Task description
Say how many lines of the listing below contain "Eliza", giving the number and nothing else.

*** Dataset

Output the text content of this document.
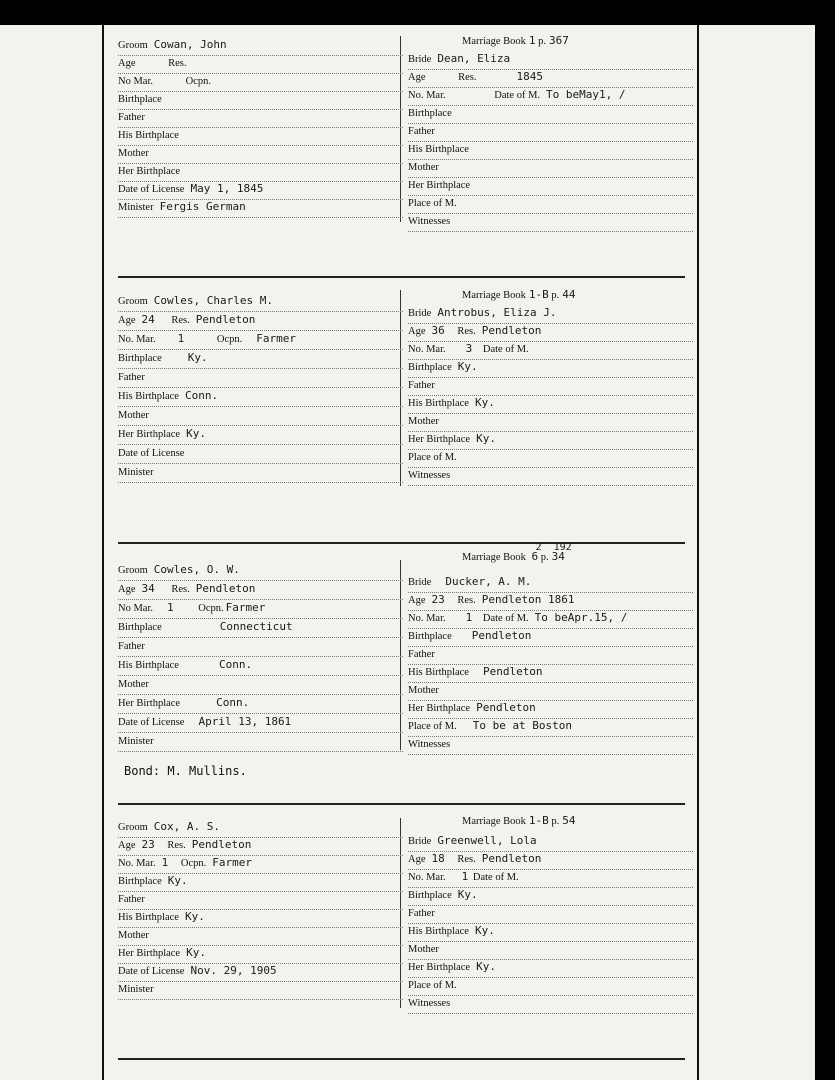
Groom Cowan, John
Age	Res.
No Mar.	Ocpn.
Birthplace
Father
His Birthplace
Mother
Her Birthplace
Date of License May 1, 1845
Minister Fergis German
Marriage Book 1 p. 367
Bride Dean, Eliza
Age	Res.	1845
No. Mar.	Date of M. To beMay1, /
Birthplace
Father
His Birthplace
Mother
Her Birthplace
Place of M.
Witnesses
Groom Cowles, Charles M.
Age 24 Res. Pendleton
No. Mar. 1	Ocpn. Farmer
Birthplace Ky.
Father
His Birthplace Conn.
Mother
Her Birthplace Ky.
Date of License
Minister
Marriage Book 1-B p. 44
Bride Antrobus, Eliza J.
Age 36 Res. Pendleton
No. Mar. 3 Date of M.
Birthplace Ky.
Father
His Birthplace Ky.
Mother
Her Birthplace Ky.
Place of M.
Witnesses
Groom Cowles, O. W.
Age 34 Res. Pendleton
No Mar. 1 Ocpn. Farmer
Birthplace	Connecticut
Father
His Birthplace	Conn.
Mother
Her Birthplace	Conn.
Date of License April 13, 1861
Minister
Marriage Book
2
6 p.
192
34
Bride Ducker, A. M.
Age 23 Res. Pendleton 1861
No. Mar. 1 Date of M. To beApr.15, /
Birthplace Pendleton
Father
His Birthplace Pendleton
Mother
Her Birthplace Pendleton
Place of M. To be at Boston
Witnesses
Bond: M. Mullins.
Groom Cox, A. S.
Age 23 Res. Pendleton
No. Mar. 1 Ocpn. Farmer
Birthplace Ky.
Father
His Birthplace Ky.
Mother
Her Birthplace Ky.
Date of License Nov. 29, 1905
Minister
Marriage Book 1-B p. 54
Bride Greenwell, Lola
Age 18 Res. Pendleton
No. Mar. 1 Date of M.
Birthplace Ky.
Father
His Birthplace Ky.
Mother
Her Birthplace Ky.
Place of M.
Witnesses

******

Result of the exercise
2